#### Source document:
■ ■ ■ ■ ■ ■ ■

ConfigHub works alongside GitOps operators such as ArgoCD, Flux, and Sveltos. Rather than committing rendered manifests to a Git repository, you publish the configuration ConfigHub manages to its built-in OCI endpoint and point your GitOps operator at that endpoint. The operator continues to reconcile the cluster; ConfigHub becomes the source of the configuration it pulls.

Note

This guide is preliminary. The exact URL to pull for a given Space and Target, and the recommended way to create the ArgoCD Application, Flux HelmRelease/Kustomization, or Sveltos resource, are still being finalized and will be documented here shortly.

The recommended way to integrate with a GitOps operator is:

  1. Create a server worker. OCI delivery is handled by a bridge hosted inside the ConfigHub server, so there is no external worker process to run.

    cub worker create --space app-dev --is-server-worker server-worker
    
  2. Create a Target corresponding to the cluster, with ProviderType OCI and ToolchainType Kubernetes/YAML. The OCI bridge publishes each Unit's data verbatim to ConfigHub's OCI registry; it performs no remote apply of its own.

    cub target create cluster '' app-dev/server-worker \
        --space app-dev \
        --provider OCI --toolchain Kubernetes/YAML
    
  3. Attach your Units to the Target. As with any Target, set each Unit's TargetID — for example with cub unit set-target or when creating a variant with cub variant create --target.

■ ■ ■ ■ ■ ■ ■

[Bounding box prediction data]

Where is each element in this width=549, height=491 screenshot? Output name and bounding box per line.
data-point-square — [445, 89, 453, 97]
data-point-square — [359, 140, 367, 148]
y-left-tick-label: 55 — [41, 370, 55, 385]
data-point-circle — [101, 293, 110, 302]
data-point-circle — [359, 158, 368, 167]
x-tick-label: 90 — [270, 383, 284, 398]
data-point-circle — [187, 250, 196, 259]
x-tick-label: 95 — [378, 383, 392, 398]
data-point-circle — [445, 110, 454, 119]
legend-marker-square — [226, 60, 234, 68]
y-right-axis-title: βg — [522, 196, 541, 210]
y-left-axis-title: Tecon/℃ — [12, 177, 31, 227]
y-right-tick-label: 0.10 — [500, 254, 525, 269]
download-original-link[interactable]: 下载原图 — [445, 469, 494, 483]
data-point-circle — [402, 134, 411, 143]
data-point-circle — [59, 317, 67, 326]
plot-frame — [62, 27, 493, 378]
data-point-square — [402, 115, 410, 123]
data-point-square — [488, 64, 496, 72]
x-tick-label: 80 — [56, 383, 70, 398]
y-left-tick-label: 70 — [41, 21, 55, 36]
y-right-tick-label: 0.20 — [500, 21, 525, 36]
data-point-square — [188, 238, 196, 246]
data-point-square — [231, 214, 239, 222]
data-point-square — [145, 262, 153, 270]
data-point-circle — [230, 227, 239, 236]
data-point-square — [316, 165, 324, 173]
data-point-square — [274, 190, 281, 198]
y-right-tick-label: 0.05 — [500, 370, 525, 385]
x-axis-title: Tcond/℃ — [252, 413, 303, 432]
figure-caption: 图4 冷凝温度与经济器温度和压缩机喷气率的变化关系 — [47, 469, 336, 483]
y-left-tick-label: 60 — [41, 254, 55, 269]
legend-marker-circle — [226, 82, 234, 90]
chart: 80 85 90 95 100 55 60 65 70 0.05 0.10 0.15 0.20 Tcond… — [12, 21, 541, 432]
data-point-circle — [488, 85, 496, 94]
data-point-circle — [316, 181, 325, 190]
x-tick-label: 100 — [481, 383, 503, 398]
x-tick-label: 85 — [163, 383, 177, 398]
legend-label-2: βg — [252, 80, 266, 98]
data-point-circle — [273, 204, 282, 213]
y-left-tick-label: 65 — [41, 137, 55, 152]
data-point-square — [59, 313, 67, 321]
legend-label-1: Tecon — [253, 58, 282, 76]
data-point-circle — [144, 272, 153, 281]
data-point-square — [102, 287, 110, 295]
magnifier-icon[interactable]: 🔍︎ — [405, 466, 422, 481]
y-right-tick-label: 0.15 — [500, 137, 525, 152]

■ ■ ■ ■ ■ ■ ■

#### Instructions:
1/ Print the part of the ConfigHub guide that begins at the words "cub target create" and stops after the words "variant create --target.".
2/ According to the ConfigHub guide, what ProviderType and ToolchainType should the Target for the cluster use?
3/ Go on with the guide on integrating ConfigHub with GitOps operators, starting after its last sentence.
The items have no connection to the ConfigHub guide.

#### Outputs in order:
1/
cub target create cluster '' app-dev/server-worker \
        --space app-dev \
        --provider OCI --toolchain Kubernetes/YAML
    
  3. Attach your Units to the Target. As with any Target, set each Unit's TargetID — for example with cub unit set-target or when creating a variant with cub variant create --target.

2/ ProviderType OCI and ToolchainType Kubernetes/YAML.

3/
  4. Configure the GitOps operator to pull from the OCI endpoint. ConfigHub exposes an OCI endpoint at oci://oci.hub.confighub.com:443 (see the OCI document). Configure your ArgoCD Application, Flux HelmRelease/Kustomization, or Sveltos resource to pull the bundle for this Space and Target from that endpoint.

    The precise URL to pull, and the recommended shape of the operator resource that references it, are still being implemented and will be documented here.

Publishing updated configuration

Once the operator is pulling from the OCI endpoint, publish updated configuration for a variant with cub release publish. A release bundles the Units in a Space that are assigned to a given Target, captured at a point in time, and serves that bundle as an immutable OCI artifact:

cub release publish app-dev app-dev/cluster

This is the recommended way to publish an updated configuration for a variant. After you change or promote a variant, publish a new release so the GitOps operator picks up the change on its next reconcile. To pin the bundle to a tagged Revision of each Unit rather than its head, pass --revision <tag>.

See the change and apply workflow for how releasing fits into a broader change-and-rollout flow.